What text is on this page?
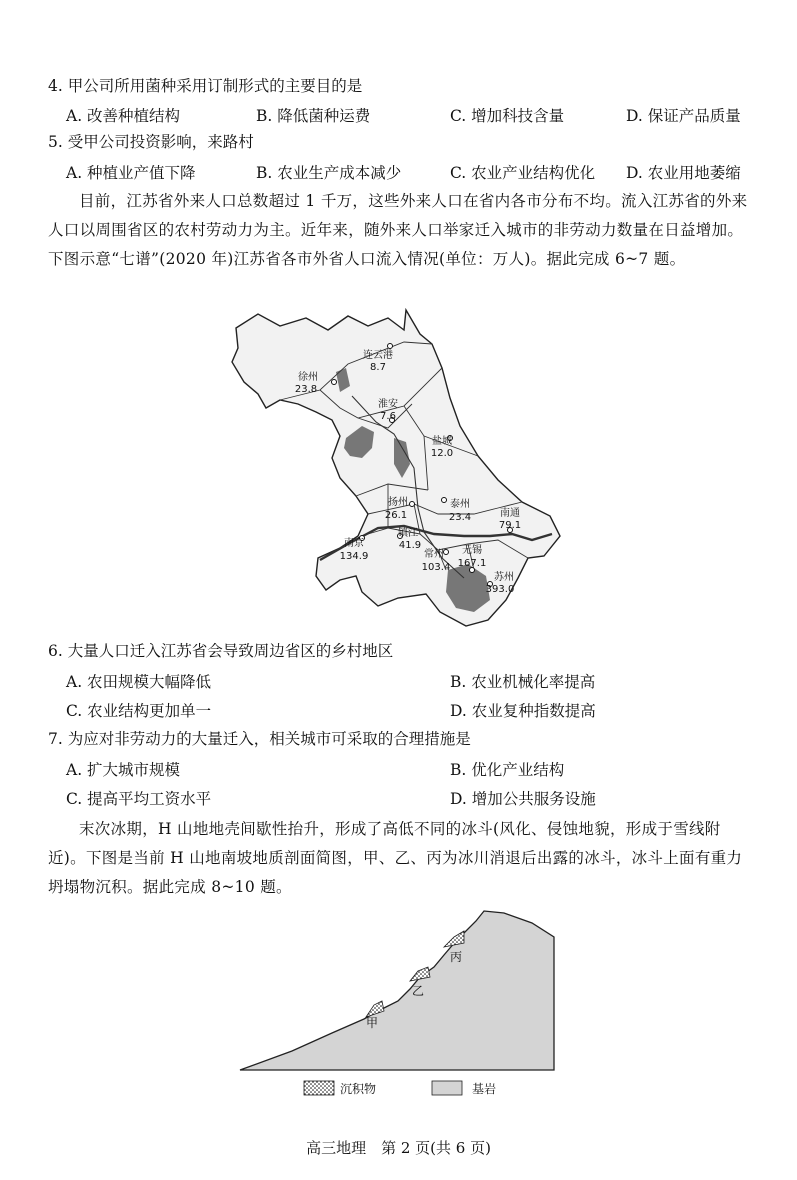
4. 甲公司所用菌种采用订制形式的主要目的是
A. 改善种植结构	B. 降低菌种运费	C. 增加科技含量	D. 保证产品质量
5. 受甲公司投资影响，来路村
A. 种植业产值下降	B. 农业生产成本减少	C. 农业产业结构优化 D. 农业用地萎缩
目前，江苏省外来人口总数超过 1 千万，这些外来人口在省内各市分布不均。流入江苏省的外来人口以周围省区的农村劳动力为主。近年来，随外来人口举家迁入城市的非劳动力数量在日益增加。下图示意“七谱”(2020 年)江苏省各市外省人口流入情况(单位：万人)。据此完成 6~7 题。
连云港
8.7
徐州
23.8
淮安
7.6
盐城
12.0
扬州
26.1
泰州
23.4	南通
79.1
镇江
41.9
南京
134.9	常州
103.4
无锡
167.1
苏州
393.0
6. 大量人口迁入江苏省会导致周边省区的乡村地区
A. 农田规模大幅降低	B. 农业机械化率提高
C. 农业结构更加单一	D. 农业复种指数提高
7. 为应对非劳动力的大量迁入，相关城市可采取的合理措施是
A. 扩大城市规模	B. 优化产业结构
C. 提高平均工资水平	D. 增加公共服务设施
末次冰期，H 山地地壳间歇性抬升，形成了高低不同的冰斗(风化、侵蚀地貌，形成于雪线附近)。下图是当前 H 山地南坡地质剖面简图，甲、乙、丙为冰川消退后出露的冰斗，冰斗上面有重力坍塌物沉积。据此完成 8~10 题。
甲
乙
丙
沉积物	基岩
高三地理　第 2 页(共 6 页)
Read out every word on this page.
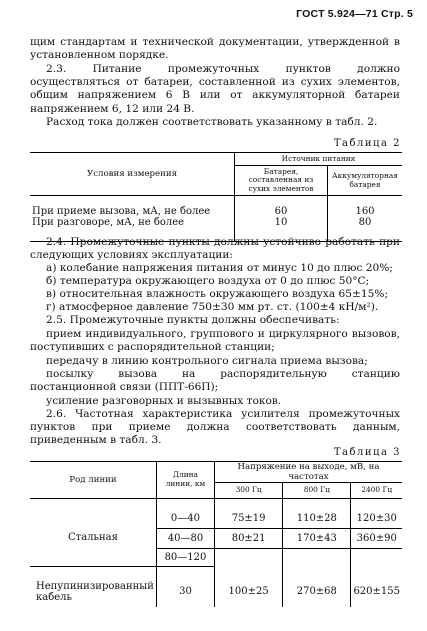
ГОСТ 5.924—71 Стр. 5

щим стандартам и технической документации, утвержденной в установленном порядке.

2.3. Питание промежуточных пунктов должно осуществляться от батареи, составленной из сухих элементов, общим напряжением 6 В или от аккумуляторной батареи напряжением 6, 12 или 24 В.

Расход тока должен соответствовать указанному в табл. 2.

Таблица 2
Условия измерения	Источник питания	
	Батарея, составленная из сухих элементов	Аккумуляторная батарея

При приеме вызова, мА, не более	60	160
При разговоре, мА, не более	10	80

2.4. Промежуточные пункты должны устойчиво работать при следующих условиях эксплуатации:

а) колебание напряжения питания от минус 10 до плюс 20%;

б) температура окружающего воздуха от 0 до плюс 50°С;

в) относительная влажность окружающего воздуха 65±15%;

г) атмосферное давление 750±30 мм рт. ст. (100±4 кН/м²).

2.5. Промежуточные пункты должны обеспечивать:

прием индивидуального, группового и циркулярного вызовов, поступивших с распорядительной станции;

передачу в линию контрольного сигнала приема вызова;

посылку вызова на распорядительную станцию постанционной связи (ППТ-66П);

усиление разговорных и вызывных токов.

2.6. Частотная характеристика усилителя промежуточных пунктов при приеме должна соответствовать данным, приведенным в табл. 3.

Таблица 3
Род линии	Длина линии, км	Напряжение на выходе, мВ, на частотах		
		300 Гц	800 Гц	2400 Гц

Стальная	0—40	75±19	110±28	120±30
	40—80	80±21	170±43	360±90
	80—120			

Непупинизированный кабель	30	100±25	270±68	620±155
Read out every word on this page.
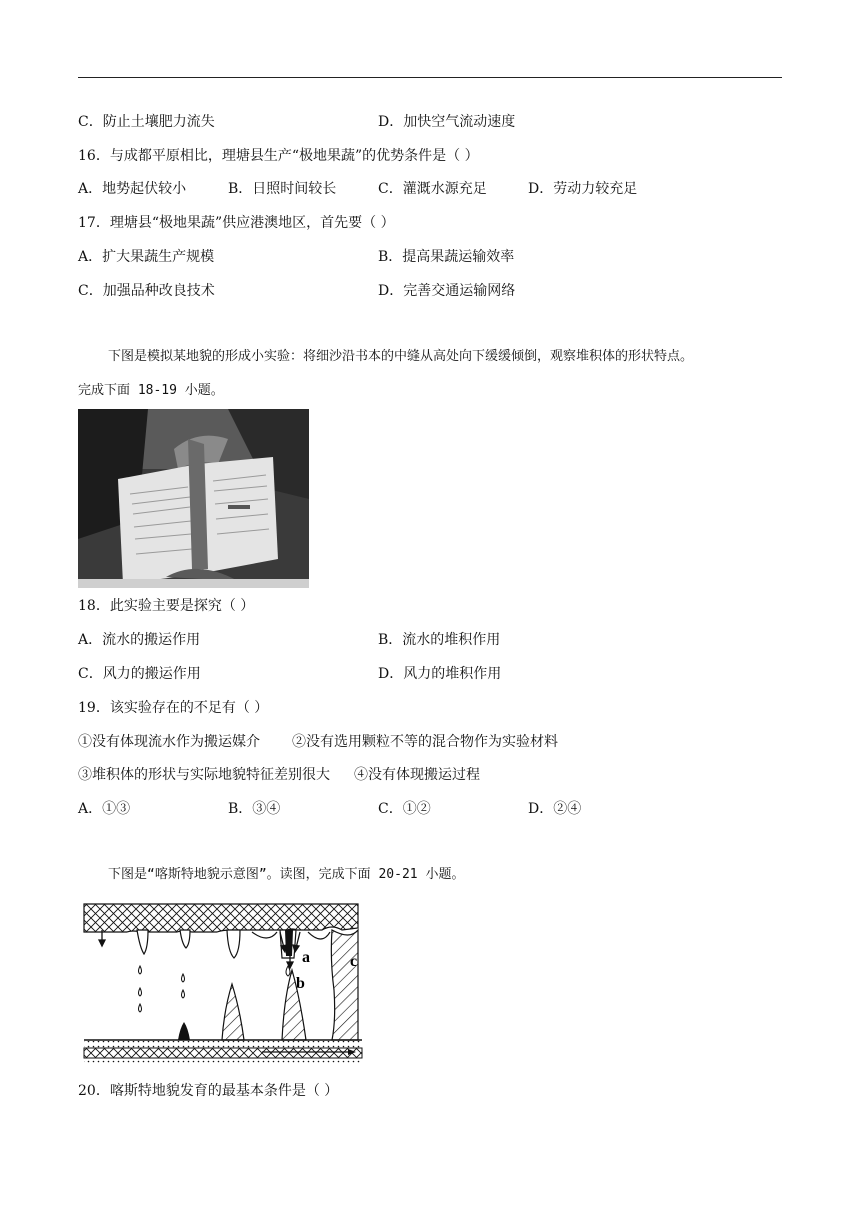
C．防止土壤肥力流失	D．加快空气流动速度
16．与成都平原相比，理塘县生产“极地果蔬”的优势条件是（ ）
A．地势起伏较小	B．日照时间较长	C．灌溉水源充足	D．劳动力较充足
17．理塘县“极地果蔬”供应港澳地区，首先要（ ）
A．扩大果蔬生产规模	B．提高果蔬运输效率
C．加强品种改良技术	D．完善交通运输网络
下图是模拟某地貌的形成小实验：将细沙沿书本的中缝从高处向下缓缓倾倒，观察堆积体的形状特点。
完成下面 18-19 小题。
18．此实验主要是探究（ ）
A．流水的搬运作用	B．流水的堆积作用
C．风力的搬运作用	D．风力的堆积作用
19．该实验存在的不足有（ ）
①没有体现流水作为搬运媒介 ②没有选用颗粒不等的混合物作为实验材料
③堆积体的形状与实际地貌特征差别很大 ④没有体现搬运过程
A．①③	B．③④	C．①②	D．②④
下图是“喀斯特地貌示意图”。读图，完成下面 20-21 小题。
a
b
c
20．喀斯特地貌发育的最基本条件是（ ）
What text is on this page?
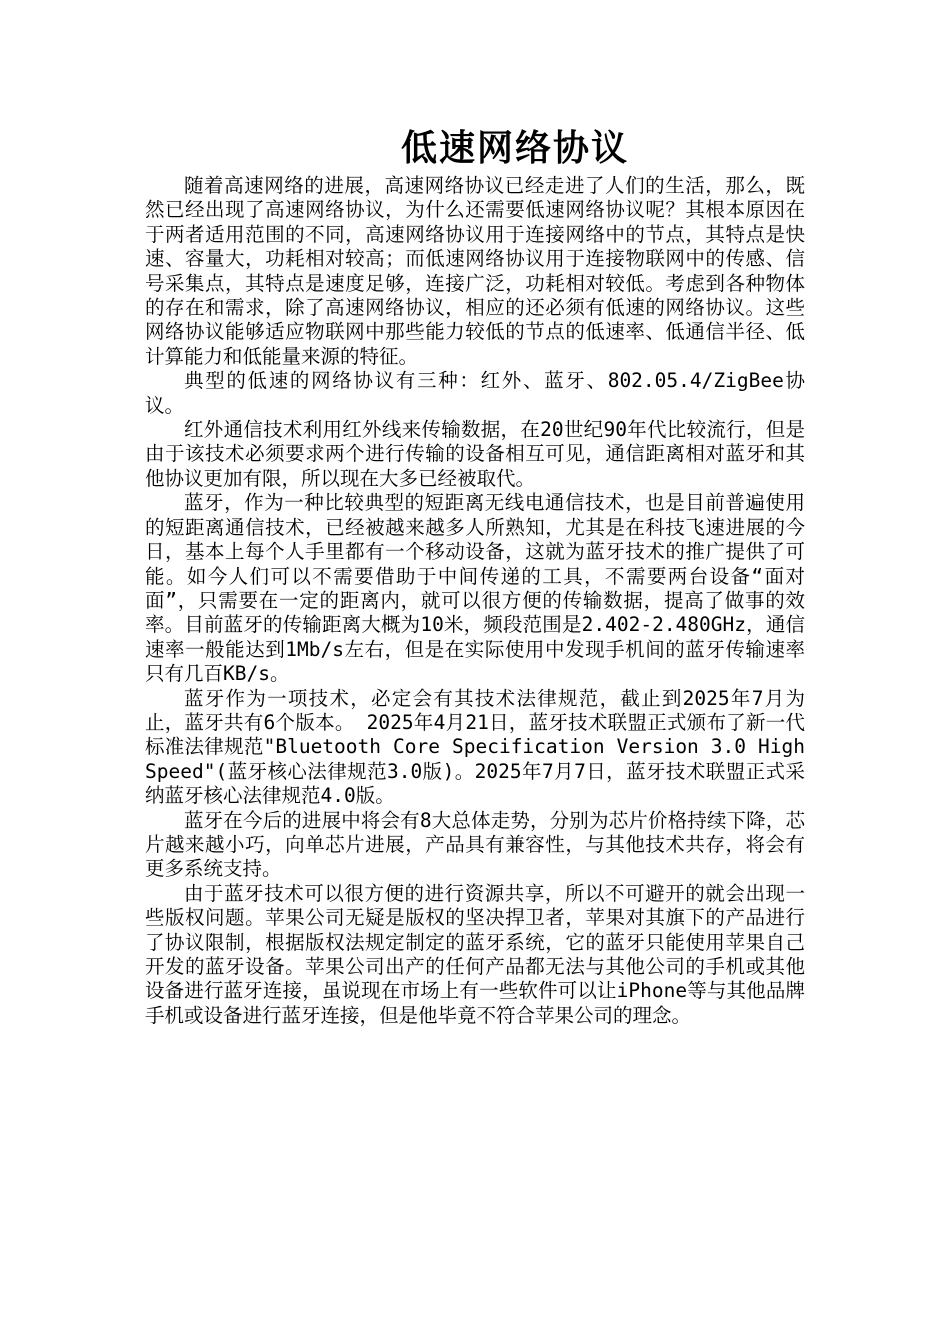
低速网络协议

随着高速网络的进展，高速网络协议已经走进了人们的生活，那么，既然已经出现了高速网络协议，为什么还需要低速网络协议呢？其根本原因在于两者适用范围的不同，高速网络协议用于连接网络中的节点，其特点是快速、容量大，功耗相对较高；而低速网络协议用于连接物联网中的传感、信号采集点，其特点是速度足够，连接广泛，功耗相对较低。考虑到各种物体的存在和需求，除了高速网络协议，相应的还必须有低速的网络协议。这些网络协议能够适应物联网中那些能力较低的节点的低速率、低通信半径、低计算能力和低能量来源的特征。

典型的低速的网络协议有三种：红外、蓝牙、802.05.4/ZigBee协议。

红外通信技术利用红外线来传输数据，在20世纪90年代比较流行，但是由于该技术必须要求两个进行传输的设备相互可见，通信距离相对蓝牙和其他协议更加有限，所以现在大多已经被取代。

蓝牙，作为一种比较典型的短距离无线电通信技术，也是目前普遍使用的短距离通信技术，已经被越来越多人所熟知，尤其是在科技飞速进展的今日，基本上每个人手里都有一个移动设备，这就为蓝牙技术的推广提供了可能。如今人们可以不需要借助于中间传递的工具，不需要两台设备“面对面”，只需要在一定的距离内，就可以很方便的传输数据，提高了做事的效率。目前蓝牙的传输距离大概为10米，频段范围是2.402-2.480GHz，通信速率一般能达到1Mb/s左右，但是在实际使用中发现手机间的蓝牙传输速率只有几百KB/s。

蓝牙作为一项技术，必定会有其技术法律规范，截止到2025年7月为止，蓝牙共有6个版本。 2025年4月21日，蓝牙技术联盟正式颁布了新一代标准法律规范"Bluetooth Core Specification Version 3.0 High Speed"(蓝牙核心法律规范3.0版)。2025年7月7日，蓝牙技术联盟正式采纳蓝牙核心法律规范4.0版。

蓝牙在今后的进展中将会有8大总体走势，分别为芯片价格持续下降，芯片越来越小巧，向单芯片进展，产品具有兼容性，与其他技术共存，将会有更多系统支持。

由于蓝牙技术可以很方便的进行资源共享，所以不可避开的就会出现一些版权问题。苹果公司无疑是版权的坚决捍卫者，苹果对其旗下的产品进行了协议限制，根据版权法规定制定的蓝牙系统，它的蓝牙只能使用苹果自己开发的蓝牙设备。苹果公司出产的任何产品都无法与其他公司的手机或其他设备进行蓝牙连接，虽说现在市场上有一些软件可以让iPhone等与其他品牌手机或设备进行蓝牙连接，但是他毕竟不符合苹果公司的理念。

--*--

__Aim of the exercise__:
Using the listing above, list every line in which the string "пункты" occurs.

__Final result__:
2.4. Промежуточные пункты должны устойчиво работать при следующих условиях эксплуатации:
2.5. Промежуточные пункты должны обеспечивать:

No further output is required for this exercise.